Aim:
Write out each line that follows exactly as it stands, without the pictures.

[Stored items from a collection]

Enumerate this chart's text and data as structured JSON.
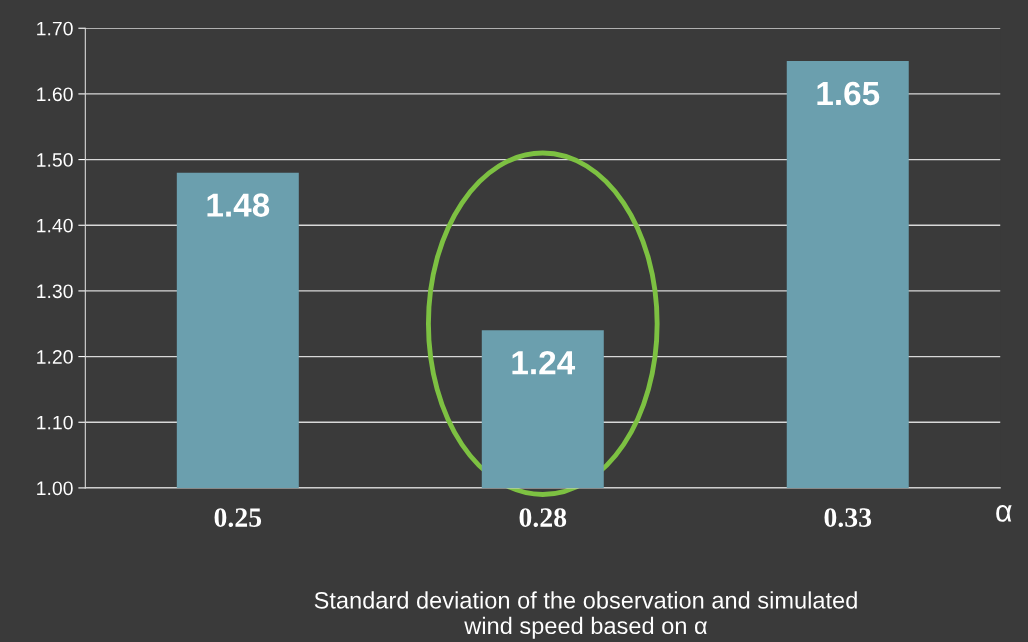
{
  "chart_data": {
    "type": "bar",
    "xlabel": "α",
    "categories": [
      "0.25",
      "0.28",
      "0.33"
    ],
    "values": [
      1.48,
      1.24,
      1.65
    ],
    "color": "#6b9fae",
    "ylim": [
      1.0,
      1.7
    ],
    "yticks": [
      {
        "value": 1.0,
        "label": "1.00"
      },
      {
        "value": 1.1,
        "label": "1.10"
      },
      {
        "value": 1.2,
        "label": "1.20"
      },
      {
        "value": 1.3,
        "label": "1.30"
      },
      {
        "value": 1.4,
        "label": "1.40"
      },
      {
        "value": 1.5,
        "label": "1.50"
      },
      {
        "value": 1.6,
        "label": "1.60"
      },
      {
        "value": 1.7,
        "label": "1.70"
      }
    ],
    "grid": "y",
    "data_labels": true,
    "annotations": [
      "Standard deviation of the observation and simulated\nwind speed based on α"
    ]
  }
}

Exercise answer:
Enumerate this chart's text and data as structured JSON.
{
  "chart_data": {
    "type": "bar",
    "xlabel": "α",
    "categories": [
      "0.25",
      "0.28",
      "0.33"
    ],
    "values": [
      1.48,
      1.24,
      1.65
    ],
    "color": "#6b9fae",
    "ylim": [
      1.0,
      1.7
    ],
    "yticks": [
      {
        "value": 1.0,
        "label": "1.00"
      },
      {
        "value": 1.1,
        "label": "1.10"
      },
      {
        "value": 1.2,
        "label": "1.20"
      },
      {
        "value": 1.3,
        "label": "1.30"
      },
      {
        "value": 1.4,
        "label": "1.40"
      },
      {
        "value": 1.5,
        "label": "1.50"
      },
      {
        "value": 1.6,
        "label": "1.60"
      },
      {
        "value": 1.7,
        "label": "1.70"
      }
    ],
    "grid": "y",
    "data_labels": true,
    "annotations": [
      "Standard deviation of the observation and simulated\nwind speed based on α"
    ]
  }
}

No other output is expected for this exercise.